══ Data in this exercise ══

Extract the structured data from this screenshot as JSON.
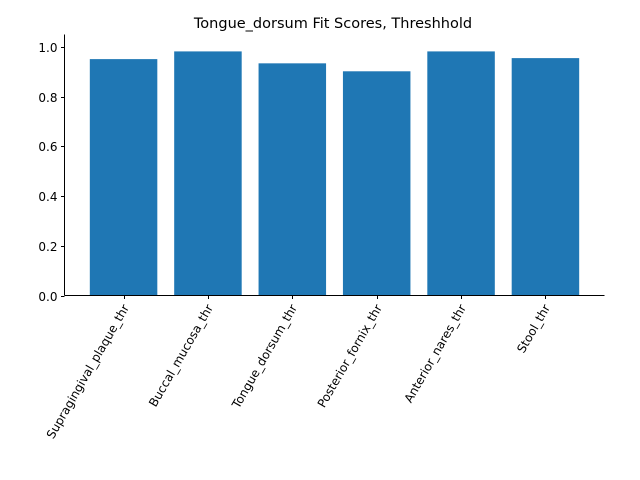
{
  "chart_data": {
    "type": "bar",
    "title": "Tongue_dorsum Fit Scores, Threshhold",
    "xlabel": "",
    "ylabel": "",
    "categories": [
      "Supragingival_plaque_thr",
      "Buccal_mucosa_thr",
      "Tongue_dorsum_thr",
      "Posterior_fornix_thr",
      "Anterior_nares_thr",
      "Stool_thr"
    ],
    "values": [
      0.951,
      0.982,
      0.934,
      0.902,
      0.982,
      0.955
    ],
    "ylim": [
      0,
      1.05
    ],
    "yticks": [
      0.0,
      0.2,
      0.4,
      0.6,
      0.8,
      1.0
    ],
    "ytick_labels": [
      "0.0",
      "0.2",
      "0.4",
      "0.6",
      "0.8",
      "1.0"
    ],
    "bar_color": "#1f77b4",
    "grid": false,
    "legend": "none",
    "xtick_rotation_deg": 60
  }
}
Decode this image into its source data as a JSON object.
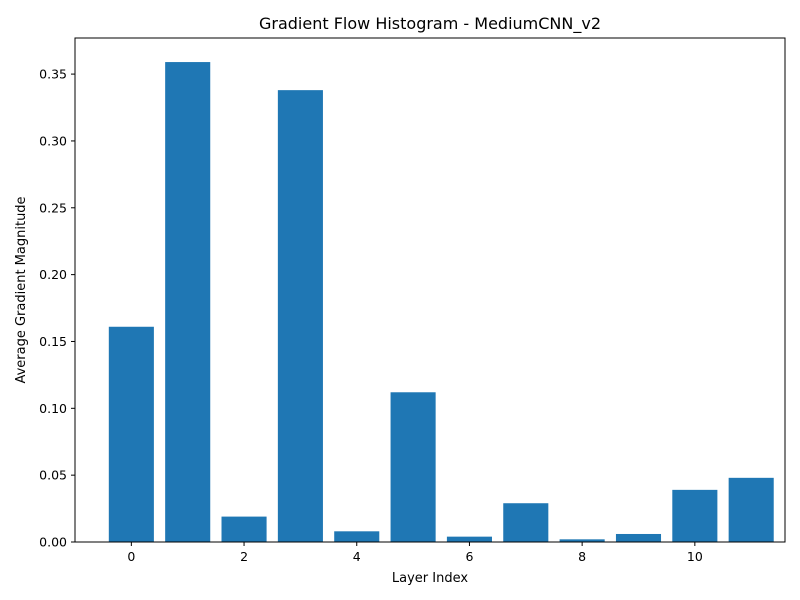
{
  "chart_data": {
    "type": "bar",
    "title": "Gradient Flow Histogram - MediumCNN_v2",
    "xlabel": "Layer Index",
    "ylabel": "Average Gradient Magnitude",
    "categories": [
      0,
      1,
      2,
      3,
      4,
      5,
      6,
      7,
      8,
      9,
      10,
      11
    ],
    "values": [
      0.161,
      0.359,
      0.019,
      0.338,
      0.008,
      0.112,
      0.004,
      0.029,
      0.002,
      0.006,
      0.039,
      0.048
    ],
    "xlim": [
      -1.0,
      11.6
    ],
    "ylim": [
      0,
      0.377
    ],
    "xticks": [
      0,
      2,
      4,
      6,
      8,
      10
    ],
    "xtick_labels": [
      "0",
      "2",
      "4",
      "6",
      "8",
      "10"
    ],
    "yticks": [
      0,
      0.05,
      0.1,
      0.15,
      0.2,
      0.25,
      0.3,
      0.35
    ],
    "ytick_labels": [
      "0.00",
      "0.05",
      "0.10",
      "0.15",
      "0.20",
      "0.25",
      "0.30",
      "0.35"
    ],
    "bar_color": "#1f77b4",
    "grid": false,
    "legend": false
  }
}
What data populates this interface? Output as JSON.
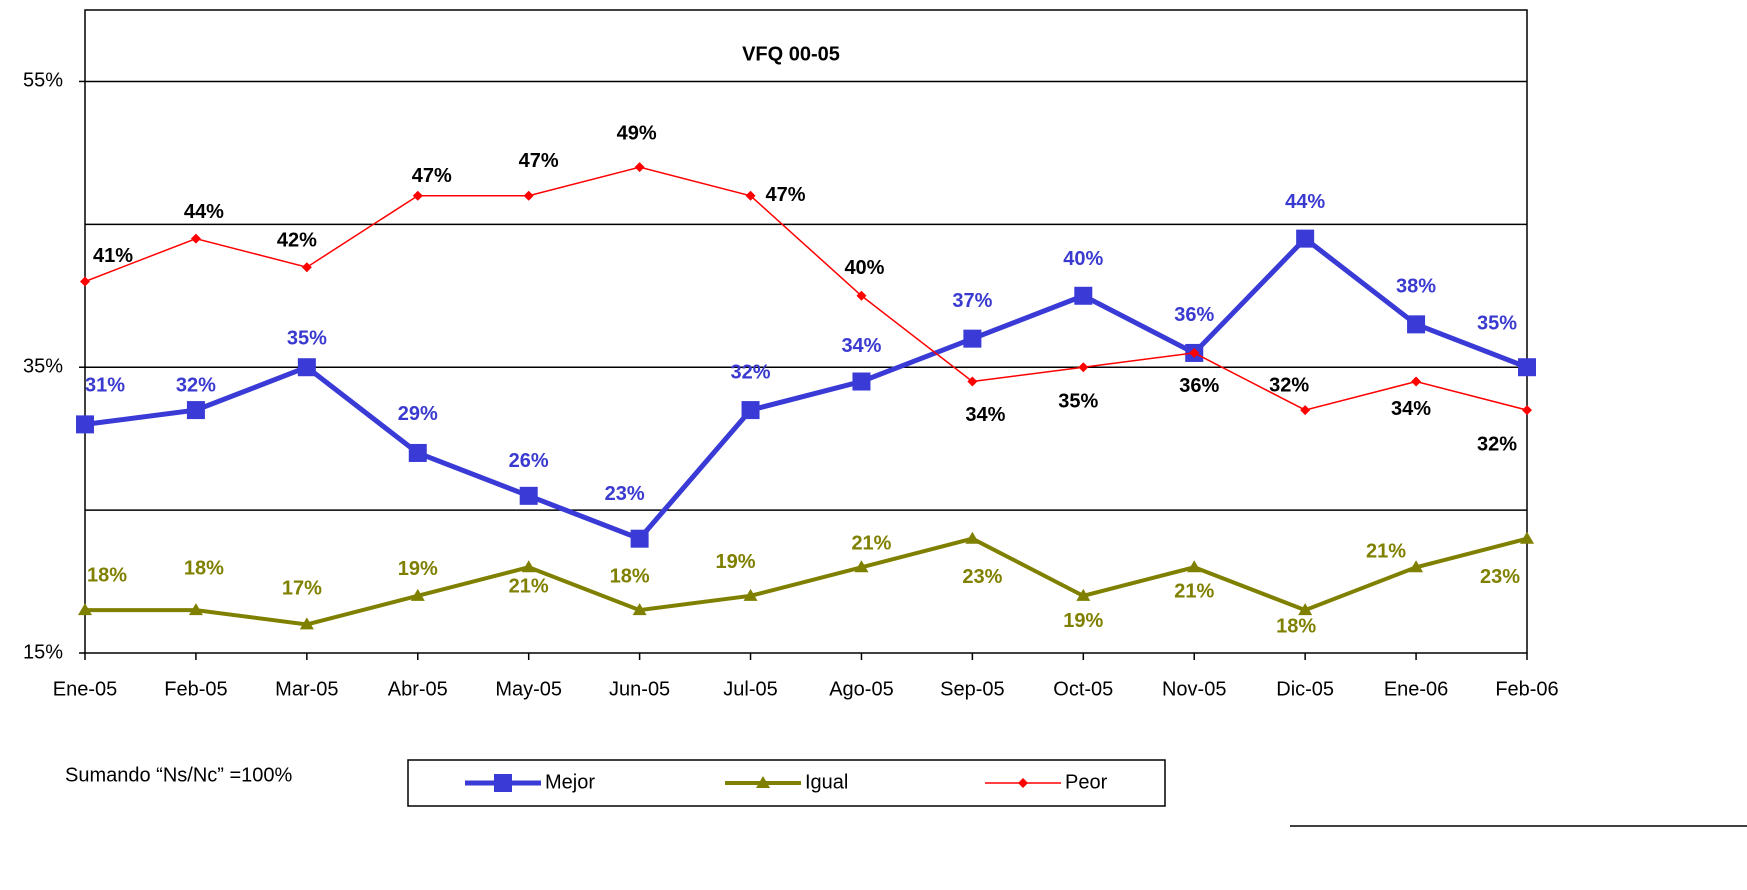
{
  "chart_data": {
    "type": "line",
    "title": "VFQ 00-05",
    "note": "Sumando “Ns/Nc” =100%",
    "categories": [
      "Ene-05",
      "Feb-05",
      "Mar-05",
      "Abr-05",
      "May-05",
      "Jun-05",
      "Jul-05",
      "Ago-05",
      "Sep-05",
      "Oct-05",
      "Nov-05",
      "Dic-05",
      "Ene-06",
      "Feb-06"
    ],
    "ylim": [
      15,
      60
    ],
    "yticks": [
      {
        "value": 15,
        "label": "15%"
      },
      {
        "value": 35,
        "label": "35%"
      },
      {
        "value": 55,
        "label": "55%"
      }
    ],
    "ygrid": [
      25,
      35,
      45,
      55
    ],
    "series": [
      {
        "name": "Mejor",
        "color": "#3a3ad6",
        "label_color": "#3a3ad0",
        "marker": "square",
        "values": [
          31,
          32,
          35,
          29,
          26,
          23,
          32,
          34,
          37,
          40,
          36,
          44,
          38,
          35
        ],
        "value_labels": [
          "31%",
          "32%",
          "35%",
          "29%",
          "26%",
          "23%",
          "32%",
          "34%",
          "37%",
          "40%",
          "36%",
          "44%",
          "38%",
          "35%"
        ]
      },
      {
        "name": "Igual",
        "color": "#808000",
        "label_color": "#808000",
        "marker": "triangle",
        "values": [
          18,
          18,
          17,
          19,
          21,
          18,
          19,
          21,
          23,
          19,
          21,
          18,
          21,
          23
        ],
        "value_labels": [
          "18%",
          "18%",
          "17%",
          "19%",
          "21%",
          "18%",
          "19%",
          "21%",
          "23%",
          "19%",
          "21%",
          "18%",
          "21%",
          "23%"
        ]
      },
      {
        "name": "Peor",
        "color": "#ff0000",
        "label_color": "#000000",
        "marker": "diamond",
        "values": [
          41,
          44,
          42,
          47,
          47,
          49,
          47,
          40,
          34,
          35,
          36,
          32,
          34,
          32
        ],
        "value_labels": [
          "41%",
          "44%",
          "42%",
          "47%",
          "47%",
          "49%",
          "47%",
          "40%",
          "34%",
          "35%",
          "36%",
          "32%",
          "34%",
          "32%"
        ]
      }
    ]
  }
}
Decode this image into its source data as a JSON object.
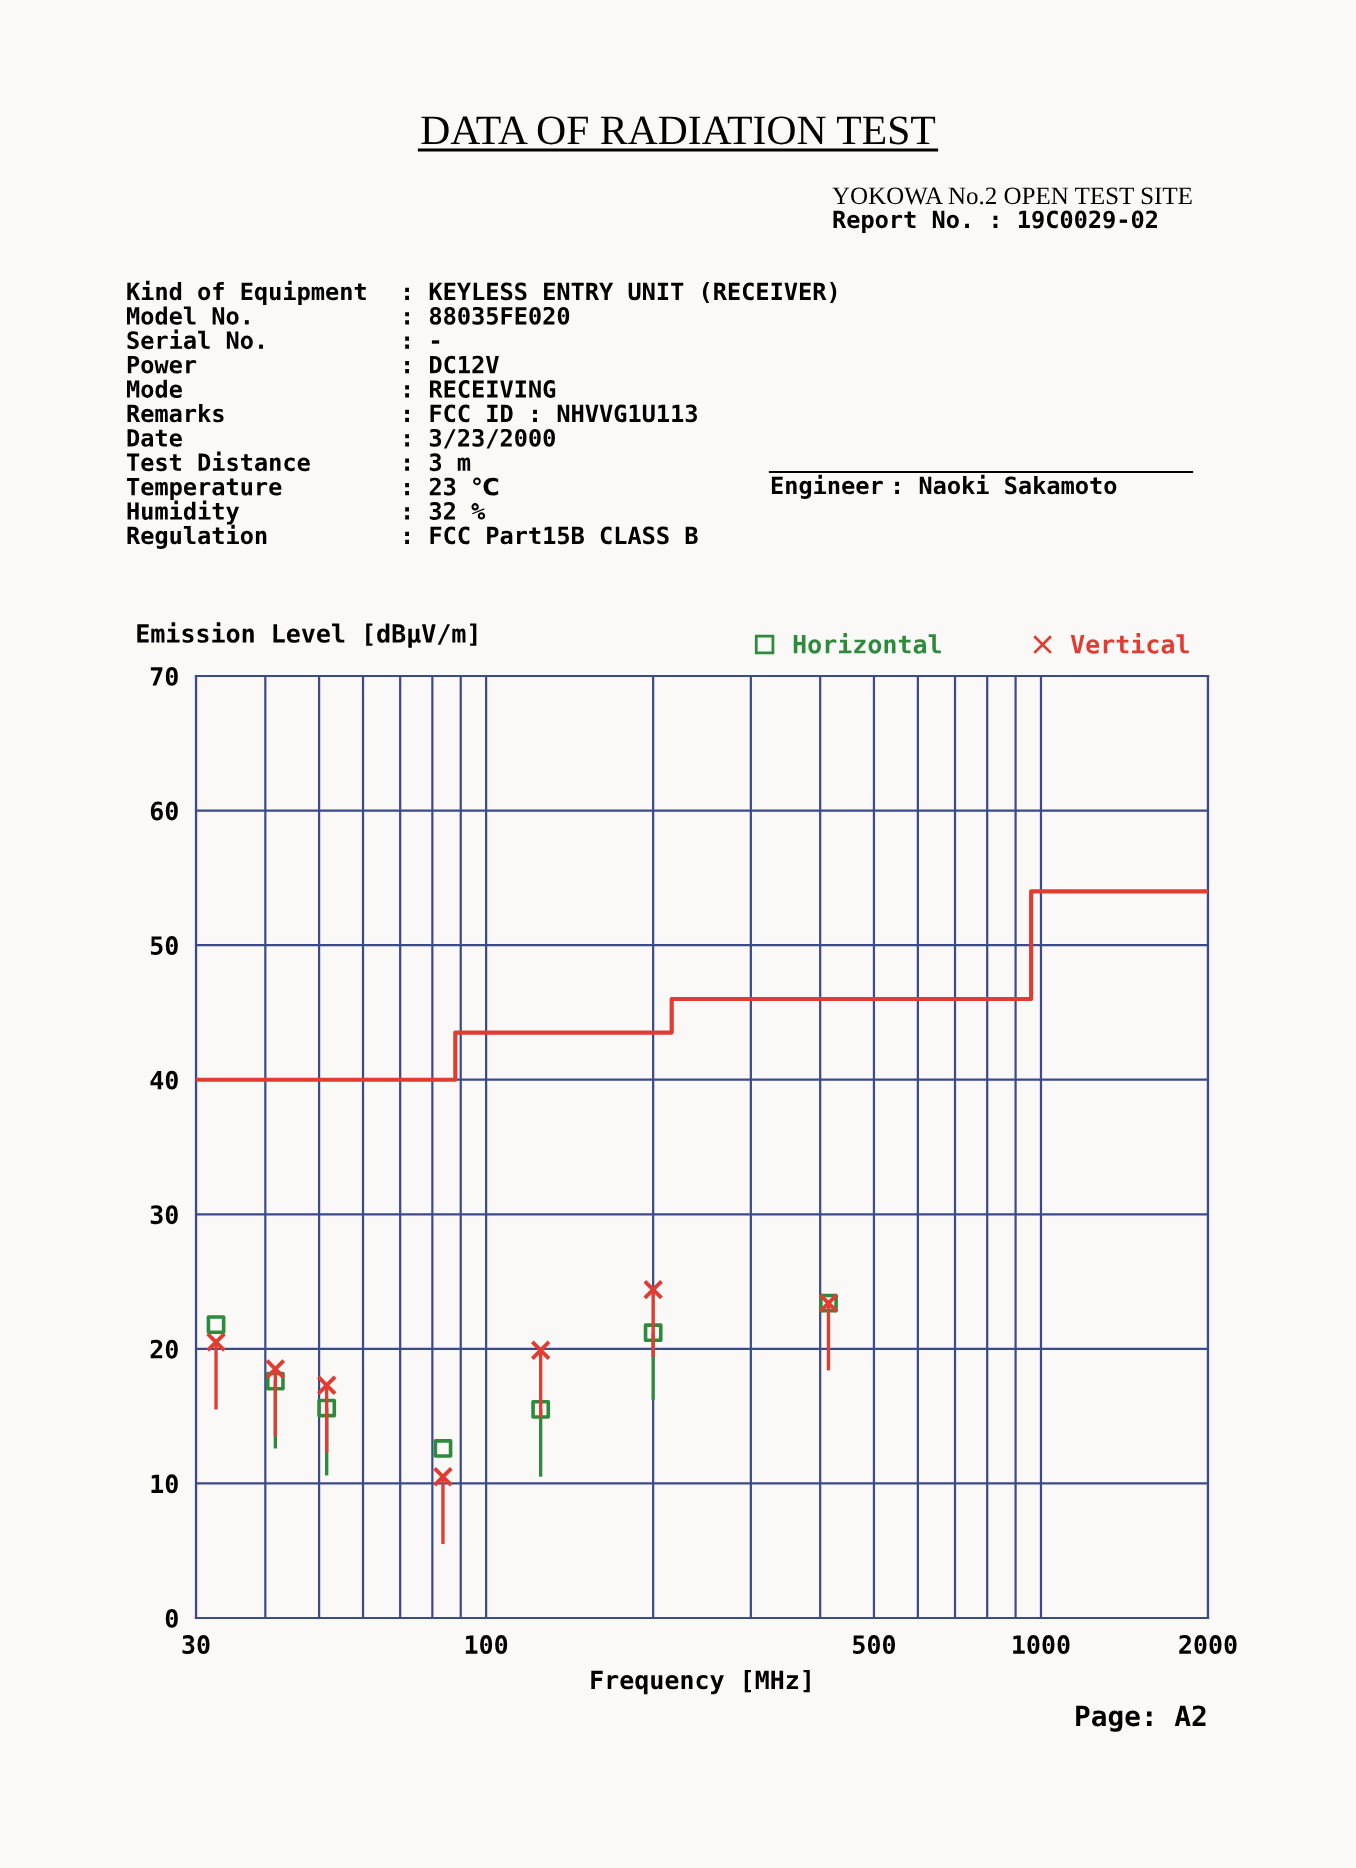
{
  "chart_data": {
    "type": "scatter",
    "title": "DATA OF RADIATION TEST",
    "xlabel": "Frequency [MHz]",
    "ylabel": "Emission Level [dBμV/m]",
    "log": "x",
    "xlim": [
      30,
      2000
    ],
    "ylim": [
      0,
      70
    ],
    "xticks": [
      30,
      {
        "value": 40,
        "label": null
      },
      {
        "value": 50,
        "label": null
      },
      {
        "value": 60,
        "label": null
      },
      {
        "value": 70,
        "label": null
      },
      {
        "value": 80,
        "label": null
      },
      {
        "value": 90,
        "label": null
      },
      100,
      {
        "value": 200,
        "label": null
      },
      {
        "value": 300,
        "label": null
      },
      {
        "value": 400,
        "label": null
      },
      500,
      {
        "value": 600,
        "label": null
      },
      {
        "value": 700,
        "label": null
      },
      {
        "value": 800,
        "label": null
      },
      {
        "value": 900,
        "label": null
      },
      1000,
      2000
    ],
    "yticks": [
      0,
      10,
      20,
      30,
      40,
      50,
      60,
      70
    ],
    "grid": true,
    "legend": "top right",
    "series": [
      {
        "type": "step",
        "color": "#e03c31",
        "marker": "none",
        "line_style": "solid",
        "x": [
          30,
          88,
          216,
          960,
          2000
        ],
        "values": [
          40,
          43.5,
          46,
          54,
          54
        ]
      },
      {
        "name": "Horizontal",
        "color": "#2e8b3e",
        "marker": "square",
        "x": [
          32.6,
          41.7,
          51.6,
          83.6,
          125.4,
          200,
          414
        ],
        "values": [
          21.8,
          17.6,
          15.6,
          12.6,
          15.5,
          21.2,
          23.4
        ],
        "errors": [
          null,
          [
            12.6,
            17.6
          ],
          [
            10.6,
            15.6
          ],
          null,
          [
            10.5,
            15.5
          ],
          [
            16.2,
            21.2
          ],
          null
        ]
      },
      {
        "name": "Vertical",
        "color": "#e03c31",
        "marker": "cross",
        "x": [
          32.6,
          41.7,
          51.6,
          83.6,
          125.4,
          200,
          414
        ],
        "values": [
          20.5,
          18.5,
          17.3,
          10.5,
          19.9,
          24.4,
          23.4
        ],
        "errors": [
          [
            15.5,
            20.5
          ],
          [
            13.5,
            18.5
          ],
          [
            12.3,
            17.3
          ],
          [
            5.5,
            10.5
          ],
          [
            14.9,
            19.9
          ],
          [
            19.4,
            24.4
          ],
          [
            18.4,
            23.4
          ]
        ]
      }
    ],
    "annotations": [
      "YOKOWA No.2 OPEN TEST SITE",
      "Report No. : 19C0029-02",
      "Kind of Equipment : KEYLESS ENTRY UNIT (RECEIVER)",
      "Model No. : 88035FE020",
      "Serial No. : -",
      "Power : DC12V",
      "Mode : RECEIVING",
      "Remarks : FCC ID : NHVVG1U113",
      "Date : 3/23/2000",
      "Test Distance : 3 m",
      "Temperature : 23 ℃",
      "Humidity : 32 %",
      "Regulation : FCC Part15B CLASS B",
      "Engineer : Naoki Sakamoto",
      "Page: A2"
    ]
  }
}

═══

**Prompt**
With the pictures omitted, reproduce the records in full and exactly.

**Completed task**
Extract the structured data from this screenshot as JSON.
{
  "chart_data": {
    "type": "bar",
    "title": "Tongue_dorsum Fit Scores, Threshhold",
    "xlabel": "",
    "ylabel": "",
    "categories": [
      "Supragingival_plaque_thr",
      "Buccal_mucosa_thr",
      "Tongue_dorsum_thr",
      "Posterior_fornix_thr",
      "Anterior_nares_thr",
      "Stool_thr"
    ],
    "values": [
      0.951,
      0.982,
      0.934,
      0.902,
      0.982,
      0.955
    ],
    "ylim": [
      0,
      1.05
    ],
    "yticks": [
      0.0,
      0.2,
      0.4,
      0.6,
      0.8,
      1.0
    ],
    "ytick_labels": [
      "0.0",
      "0.2",
      "0.4",
      "0.6",
      "0.8",
      "1.0"
    ],
    "bar_color": "#1f77b4",
    "grid": false,
    "legend": "none",
    "xtick_rotation_deg": 60
  }
}
Decode this image into its source data as a JSON object.
{
  "chart_data": {
    "type": "bar",
    "title": "Gradient Flow Histogram - MediumCNN_v2",
    "xlabel": "Layer Index",
    "ylabel": "Average Gradient Magnitude",
    "categories": [
      0,
      1,
      2,
      3,
      4,
      5,
      6,
      7,
      8,
      9,
      10,
      11
    ],
    "values": [
      0.161,
      0.359,
      0.019,
      0.338,
      0.008,
      0.112,
      0.004,
      0.029,
      0.002,
      0.006,
      0.039,
      0.048
    ],
    "xlim": [
      -1.0,
      11.6
    ],
    "ylim": [
      0,
      0.377
    ],
    "xticks": [
      0,
      2,
      4,
      6,
      8,
      10
    ],
    "xtick_labels": [
      "0",
      "2",
      "4",
      "6",
      "8",
      "10"
    ],
    "yticks": [
      0,
      0.05,
      0.1,
      0.15,
      0.2,
      0.25,
      0.3,
      0.35
    ],
    "ytick_labels": [
      "0.00",
      "0.05",
      "0.10",
      "0.15",
      "0.20",
      "0.25",
      "0.30",
      "0.35"
    ],
    "bar_color": "#1f77b4",
    "grid": false,
    "legend": false
  }
}
What data populates this interface? Output as JSON.
{
  "chart_data": {
    "type": "line",
    "title": "VFQ 00-05",
    "note": "Sumando “Ns/Nc” =100%",
    "categories": [
      "Ene-05",
      "Feb-05",
      "Mar-05",
      "Abr-05",
      "May-05",
      "Jun-05",
      "Jul-05",
      "Ago-05",
      "Sep-05",
      "Oct-05",
      "Nov-05",
      "Dic-05",
      "Ene-06",
      "Feb-06"
    ],
    "ylim": [
      15,
      60
    ],
    "yticks": [
      {
        "value": 15,
        "label": "15%"
      },
      {
        "value": 35,
        "label": "35%"
      },
      {
        "value": 55,
        "label": "55%"
      }
    ],
    "ygrid": [
      25,
      35,
      45,
      55
    ],
    "series": [
      {
        "name": "Mejor",
        "color": "#3a3ad6",
        "label_color": "#3a3ad0",
        "marker": "square",
        "values": [
          31,
          32,
          35,
          29,
          26,
          23,
          32,
          34,
          37,
          40,
          36,
          44,
          38,
          35
        ],
        "value_labels": [
          "31%",
          "32%",
          "35%",
          "29%",
          "26%",
          "23%",
          "32%",
          "34%",
          "37%",
          "40%",
          "36%",
          "44%",
          "38%",
          "35%"
        ]
      },
      {
        "name": "Igual",
        "color": "#808000",
        "label_color": "#808000",
        "marker": "triangle",
        "values": [
          18,
          18,
          17,
          19,
          21,
          18,
          19,
          21,
          23,
          19,
          21,
          18,
          21,
          23
        ],
        "value_labels": [
          "18%",
          "18%",
          "17%",
          "19%",
          "21%",
          "18%",
          "19%",
          "21%",
          "23%",
          "19%",
          "21%",
          "18%",
          "21%",
          "23%"
        ]
      },
      {
        "name": "Peor",
        "color": "#ff0000",
        "label_color": "#000000",
        "marker": "diamond",
        "values": [
          41,
          44,
          42,
          47,
          47,
          49,
          47,
          40,
          34,
          35,
          36,
          32,
          34,
          32
        ],
        "value_labels": [
          "41%",
          "44%",
          "42%",
          "47%",
          "47%",
          "49%",
          "47%",
          "40%",
          "34%",
          "35%",
          "36%",
          "32%",
          "34%",
          "32%"
        ]
      }
    ]
  }
}
Decode this image into its source data as a JSON object.
{
  "chart_data": {
    "type": "scatter",
    "title": "DATA OF RADIATION TEST",
    "xlabel": "Frequency [MHz]",
    "ylabel": "Emission Level [dBμV/m]",
    "log": "x",
    "xlim": [
      30,
      2000
    ],
    "ylim": [
      0,
      70
    ],
    "xticks": [
      30,
      {
        "value": 40,
        "label": null
      },
      {
        "value": 50,
        "label": null
      },
      {
        "value": 60,
        "label": null
      },
      {
        "value": 70,
        "label": null
      },
      {
        "value": 80,
        "label": null
      },
      {
        "value": 90,
        "label": null
      },
      100,
      {
        "value": 200,
        "label": null
      },
      {
        "value": 300,
        "label": null
      },
      {
        "value": 400,
        "label": null
      },
      500,
      {
        "value": 600,
        "label": null
      },
      {
        "value": 700,
        "label": null
      },
      {
        "value": 800,
        "label": null
      },
      {
        "value": 900,
        "label": null
      },
      1000,
      2000
    ],
    "yticks": [
      0,
      10,
      20,
      30,
      40,
      50,
      60,
      70
    ],
    "grid": true,
    "legend": "top right",
    "series": [
      {
        "type": "step",
        "color": "#e03c31",
        "marker": "none",
        "line_style": "solid",
        "x": [
          30,
          88,
          216,
          960,
          2000
        ],
        "values": [
          40,
          43.5,
          46,
          54,
          54
        ]
      },
      {
        "name": "Horizontal",
        "color": "#2e8b3e",
        "marker": "square",
        "x": [
          32.6,
          41.7,
          51.6,
          83.6,
          125.4,
          200,
          414
        ],
        "values": [
          21.8,
          17.6,
          15.6,
          12.6,
          15.5,
          21.2,
          23.4
        ],
        "errors": [
          null,
          [
            12.6,
            17.6
          ],
          [
            10.6,
            15.6
          ],
          null,
          [
            10.5,
            15.5
          ],
          [
            16.2,
            21.2
          ],
          null
        ]
      },
      {
        "name": "Vertical",
        "color": "#e03c31",
        "marker": "cross",
        "x": [
          32.6,
          41.7,
          51.6,
          83.6,
          125.4,
          200,
          414
        ],
        "values": [
          20.5,
          18.5,
          17.3,
          10.5,
          19.9,
          24.4,
          23.4
        ],
        "errors": [
          [
            15.5,
            20.5
          ],
          [
            13.5,
            18.5
          ],
          [
            12.3,
            17.3
          ],
          [
            5.5,
            10.5
          ],
          [
            14.9,
            19.9
          ],
          [
            19.4,
            24.4
          ],
          [
            18.4,
            23.4
          ]
        ]
      }
    ],
    "annotations": [
      "YOKOWA No.2 OPEN TEST SITE",
      "Report No. : 19C0029-02",
      "Kind of Equipment : KEYLESS ENTRY UNIT (RECEIVER)",
      "Model No. : 88035FE020",
      "Serial No. : -",
      "Power : DC12V",
      "Mode : RECEIVING",
      "Remarks : FCC ID : NHVVG1U113",
      "Date : 3/23/2000",
      "Test Distance : 3 m",
      "Temperature : 23 ℃",
      "Humidity : 32 %",
      "Regulation : FCC Part15B CLASS B",
      "Engineer : Naoki Sakamoto",
      "Page: A2"
    ]
  }
}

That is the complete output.